# Extracted data entries
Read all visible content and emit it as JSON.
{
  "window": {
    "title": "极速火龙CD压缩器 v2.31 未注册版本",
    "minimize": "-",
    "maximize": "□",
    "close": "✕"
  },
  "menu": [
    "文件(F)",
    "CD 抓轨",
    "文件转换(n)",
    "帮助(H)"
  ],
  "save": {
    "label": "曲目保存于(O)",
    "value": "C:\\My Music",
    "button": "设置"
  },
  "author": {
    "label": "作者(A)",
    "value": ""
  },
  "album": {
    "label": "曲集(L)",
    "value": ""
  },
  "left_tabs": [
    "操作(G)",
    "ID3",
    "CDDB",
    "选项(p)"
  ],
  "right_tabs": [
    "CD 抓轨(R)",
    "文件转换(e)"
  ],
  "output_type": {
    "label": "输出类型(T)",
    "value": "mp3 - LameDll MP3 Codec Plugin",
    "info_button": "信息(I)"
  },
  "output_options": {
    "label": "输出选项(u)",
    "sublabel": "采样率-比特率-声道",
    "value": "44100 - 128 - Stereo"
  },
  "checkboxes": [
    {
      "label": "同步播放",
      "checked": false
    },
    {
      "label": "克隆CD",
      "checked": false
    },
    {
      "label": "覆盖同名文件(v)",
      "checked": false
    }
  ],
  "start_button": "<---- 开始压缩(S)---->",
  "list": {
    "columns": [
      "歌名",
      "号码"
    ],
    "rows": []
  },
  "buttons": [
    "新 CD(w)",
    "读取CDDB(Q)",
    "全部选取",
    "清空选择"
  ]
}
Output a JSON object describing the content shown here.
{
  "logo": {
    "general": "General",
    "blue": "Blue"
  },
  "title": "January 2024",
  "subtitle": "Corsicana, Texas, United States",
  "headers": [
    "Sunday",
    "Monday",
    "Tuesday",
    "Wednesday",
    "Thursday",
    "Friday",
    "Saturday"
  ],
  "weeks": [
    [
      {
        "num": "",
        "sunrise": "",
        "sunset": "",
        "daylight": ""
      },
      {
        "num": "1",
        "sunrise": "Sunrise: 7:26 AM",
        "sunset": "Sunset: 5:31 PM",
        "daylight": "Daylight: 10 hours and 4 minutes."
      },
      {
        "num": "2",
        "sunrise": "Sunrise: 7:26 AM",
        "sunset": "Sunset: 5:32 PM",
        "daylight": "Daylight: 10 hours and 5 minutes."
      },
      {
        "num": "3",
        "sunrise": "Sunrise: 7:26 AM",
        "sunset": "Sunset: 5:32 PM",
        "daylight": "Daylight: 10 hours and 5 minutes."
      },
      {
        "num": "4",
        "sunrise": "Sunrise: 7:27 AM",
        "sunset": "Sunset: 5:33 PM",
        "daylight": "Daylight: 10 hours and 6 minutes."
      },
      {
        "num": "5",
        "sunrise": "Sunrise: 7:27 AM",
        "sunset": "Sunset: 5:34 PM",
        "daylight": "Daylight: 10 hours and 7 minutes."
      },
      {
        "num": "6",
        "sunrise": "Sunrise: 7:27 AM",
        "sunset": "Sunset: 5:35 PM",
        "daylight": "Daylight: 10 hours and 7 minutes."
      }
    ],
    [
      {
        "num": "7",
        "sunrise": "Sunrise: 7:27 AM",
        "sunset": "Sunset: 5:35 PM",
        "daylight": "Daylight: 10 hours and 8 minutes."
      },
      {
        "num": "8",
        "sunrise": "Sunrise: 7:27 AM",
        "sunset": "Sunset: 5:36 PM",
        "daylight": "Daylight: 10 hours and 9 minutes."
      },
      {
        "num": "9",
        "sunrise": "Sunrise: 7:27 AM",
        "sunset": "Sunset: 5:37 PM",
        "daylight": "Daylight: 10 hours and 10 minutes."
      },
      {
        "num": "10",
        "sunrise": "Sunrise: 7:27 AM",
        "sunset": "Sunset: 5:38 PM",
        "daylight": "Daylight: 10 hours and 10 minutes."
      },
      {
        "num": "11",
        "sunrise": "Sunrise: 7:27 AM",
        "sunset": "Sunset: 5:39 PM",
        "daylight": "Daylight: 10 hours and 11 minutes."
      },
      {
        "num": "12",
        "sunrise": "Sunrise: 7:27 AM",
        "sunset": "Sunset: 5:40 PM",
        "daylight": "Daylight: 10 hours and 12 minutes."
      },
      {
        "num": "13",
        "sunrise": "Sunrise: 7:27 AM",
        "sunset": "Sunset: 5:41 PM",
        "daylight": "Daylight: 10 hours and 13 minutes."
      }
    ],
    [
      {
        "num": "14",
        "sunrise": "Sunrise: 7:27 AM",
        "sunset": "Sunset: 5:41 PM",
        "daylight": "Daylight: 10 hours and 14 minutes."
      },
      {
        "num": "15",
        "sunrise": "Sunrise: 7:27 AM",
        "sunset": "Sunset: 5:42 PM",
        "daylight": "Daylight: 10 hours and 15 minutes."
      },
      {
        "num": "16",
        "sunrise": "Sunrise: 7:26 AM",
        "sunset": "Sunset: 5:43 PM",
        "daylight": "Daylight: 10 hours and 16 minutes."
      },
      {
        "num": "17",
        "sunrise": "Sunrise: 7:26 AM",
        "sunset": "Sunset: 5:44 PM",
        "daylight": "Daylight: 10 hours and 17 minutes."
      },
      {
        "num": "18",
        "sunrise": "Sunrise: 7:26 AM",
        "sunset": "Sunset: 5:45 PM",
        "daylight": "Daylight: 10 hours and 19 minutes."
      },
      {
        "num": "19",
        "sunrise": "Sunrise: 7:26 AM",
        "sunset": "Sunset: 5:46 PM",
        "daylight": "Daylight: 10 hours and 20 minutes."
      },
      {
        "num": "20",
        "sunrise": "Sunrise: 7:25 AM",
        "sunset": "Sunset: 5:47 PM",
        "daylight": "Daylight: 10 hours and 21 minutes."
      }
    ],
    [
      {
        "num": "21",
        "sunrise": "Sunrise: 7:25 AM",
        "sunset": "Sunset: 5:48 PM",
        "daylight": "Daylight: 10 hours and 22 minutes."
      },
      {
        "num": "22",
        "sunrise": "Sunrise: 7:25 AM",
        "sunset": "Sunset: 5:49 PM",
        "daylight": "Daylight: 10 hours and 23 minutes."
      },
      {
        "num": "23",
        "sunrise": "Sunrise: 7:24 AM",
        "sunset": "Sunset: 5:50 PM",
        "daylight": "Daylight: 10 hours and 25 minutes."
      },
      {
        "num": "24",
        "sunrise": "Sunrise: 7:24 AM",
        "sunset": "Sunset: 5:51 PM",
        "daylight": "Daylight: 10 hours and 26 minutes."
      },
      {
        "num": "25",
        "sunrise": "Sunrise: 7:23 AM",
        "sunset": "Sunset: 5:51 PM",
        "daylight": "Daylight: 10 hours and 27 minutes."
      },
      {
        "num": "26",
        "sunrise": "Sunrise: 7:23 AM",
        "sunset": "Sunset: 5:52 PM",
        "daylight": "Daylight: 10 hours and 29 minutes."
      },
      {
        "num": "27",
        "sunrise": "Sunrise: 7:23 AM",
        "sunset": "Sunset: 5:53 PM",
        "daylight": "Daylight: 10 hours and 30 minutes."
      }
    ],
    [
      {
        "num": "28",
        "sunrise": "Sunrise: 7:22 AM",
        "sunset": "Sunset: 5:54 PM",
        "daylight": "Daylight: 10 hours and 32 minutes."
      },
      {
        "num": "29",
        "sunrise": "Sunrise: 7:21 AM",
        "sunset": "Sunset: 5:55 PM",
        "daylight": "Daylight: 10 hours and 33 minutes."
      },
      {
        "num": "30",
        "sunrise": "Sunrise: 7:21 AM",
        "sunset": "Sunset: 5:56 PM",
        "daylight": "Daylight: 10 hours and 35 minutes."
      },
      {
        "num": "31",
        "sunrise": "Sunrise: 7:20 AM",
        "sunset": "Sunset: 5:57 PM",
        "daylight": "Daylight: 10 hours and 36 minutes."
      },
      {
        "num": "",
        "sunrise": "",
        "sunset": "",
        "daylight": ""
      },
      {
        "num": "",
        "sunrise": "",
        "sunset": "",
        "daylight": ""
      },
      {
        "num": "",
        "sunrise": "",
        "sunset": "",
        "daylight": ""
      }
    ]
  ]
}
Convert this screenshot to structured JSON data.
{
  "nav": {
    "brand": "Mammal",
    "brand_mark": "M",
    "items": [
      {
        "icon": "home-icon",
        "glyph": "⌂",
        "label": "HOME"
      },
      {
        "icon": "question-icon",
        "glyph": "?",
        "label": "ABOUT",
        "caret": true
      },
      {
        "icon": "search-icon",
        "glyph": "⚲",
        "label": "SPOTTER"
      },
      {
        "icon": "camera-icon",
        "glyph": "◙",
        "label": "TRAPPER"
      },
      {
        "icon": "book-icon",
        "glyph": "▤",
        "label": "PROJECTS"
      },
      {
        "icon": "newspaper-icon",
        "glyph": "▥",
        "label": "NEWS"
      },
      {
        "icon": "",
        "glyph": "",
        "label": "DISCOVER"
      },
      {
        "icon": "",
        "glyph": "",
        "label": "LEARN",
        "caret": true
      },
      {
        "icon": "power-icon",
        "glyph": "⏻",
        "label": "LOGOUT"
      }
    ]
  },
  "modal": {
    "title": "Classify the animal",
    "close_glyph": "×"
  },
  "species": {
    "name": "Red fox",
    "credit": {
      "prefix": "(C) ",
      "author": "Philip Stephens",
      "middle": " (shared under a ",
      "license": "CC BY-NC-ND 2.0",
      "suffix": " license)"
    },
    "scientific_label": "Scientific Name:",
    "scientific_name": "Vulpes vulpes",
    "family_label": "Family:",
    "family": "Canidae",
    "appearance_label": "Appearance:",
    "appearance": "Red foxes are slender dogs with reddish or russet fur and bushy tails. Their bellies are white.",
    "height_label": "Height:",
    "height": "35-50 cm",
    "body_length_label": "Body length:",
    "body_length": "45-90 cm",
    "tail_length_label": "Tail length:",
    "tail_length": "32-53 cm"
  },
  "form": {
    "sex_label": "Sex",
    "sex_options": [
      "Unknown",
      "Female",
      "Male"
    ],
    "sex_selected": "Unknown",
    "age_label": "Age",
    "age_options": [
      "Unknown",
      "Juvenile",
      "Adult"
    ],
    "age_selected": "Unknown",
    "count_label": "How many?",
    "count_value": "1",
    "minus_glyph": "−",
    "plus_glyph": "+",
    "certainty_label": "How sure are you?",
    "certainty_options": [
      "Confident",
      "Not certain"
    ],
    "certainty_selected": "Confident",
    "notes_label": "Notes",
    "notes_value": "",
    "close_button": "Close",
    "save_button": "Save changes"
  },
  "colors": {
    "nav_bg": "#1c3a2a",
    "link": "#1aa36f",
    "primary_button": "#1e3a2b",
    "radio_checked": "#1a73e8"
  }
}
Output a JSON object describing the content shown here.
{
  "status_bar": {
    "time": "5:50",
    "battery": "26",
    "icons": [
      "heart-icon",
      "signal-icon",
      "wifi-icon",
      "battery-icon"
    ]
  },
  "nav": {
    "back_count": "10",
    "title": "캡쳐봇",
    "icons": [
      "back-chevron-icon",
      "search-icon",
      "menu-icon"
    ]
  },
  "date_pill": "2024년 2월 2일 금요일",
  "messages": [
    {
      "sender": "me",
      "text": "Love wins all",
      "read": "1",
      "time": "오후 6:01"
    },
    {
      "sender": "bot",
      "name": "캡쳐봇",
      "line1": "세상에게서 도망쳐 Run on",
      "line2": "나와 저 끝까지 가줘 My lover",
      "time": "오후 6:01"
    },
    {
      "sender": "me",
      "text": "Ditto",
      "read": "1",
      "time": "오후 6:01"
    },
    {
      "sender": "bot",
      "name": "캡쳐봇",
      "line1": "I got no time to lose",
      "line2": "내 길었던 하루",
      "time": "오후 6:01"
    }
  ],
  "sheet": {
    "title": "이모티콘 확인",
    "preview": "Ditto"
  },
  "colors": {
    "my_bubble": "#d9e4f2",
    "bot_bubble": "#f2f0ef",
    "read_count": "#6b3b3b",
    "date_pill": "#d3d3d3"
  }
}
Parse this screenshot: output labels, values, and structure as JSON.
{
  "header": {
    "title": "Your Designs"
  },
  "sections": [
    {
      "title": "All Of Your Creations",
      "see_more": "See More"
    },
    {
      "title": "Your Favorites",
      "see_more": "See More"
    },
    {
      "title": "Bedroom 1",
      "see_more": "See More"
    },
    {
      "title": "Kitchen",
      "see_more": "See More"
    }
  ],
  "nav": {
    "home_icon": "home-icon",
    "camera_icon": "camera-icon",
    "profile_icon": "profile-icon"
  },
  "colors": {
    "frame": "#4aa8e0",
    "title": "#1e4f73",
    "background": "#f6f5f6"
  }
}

# TASK TO CARRY OUT
Find each line that has the word "camera", then copy it out.

# FINAL ANSWER
        "icon": "camera-icon",
    "camera_icon": "camera-icon",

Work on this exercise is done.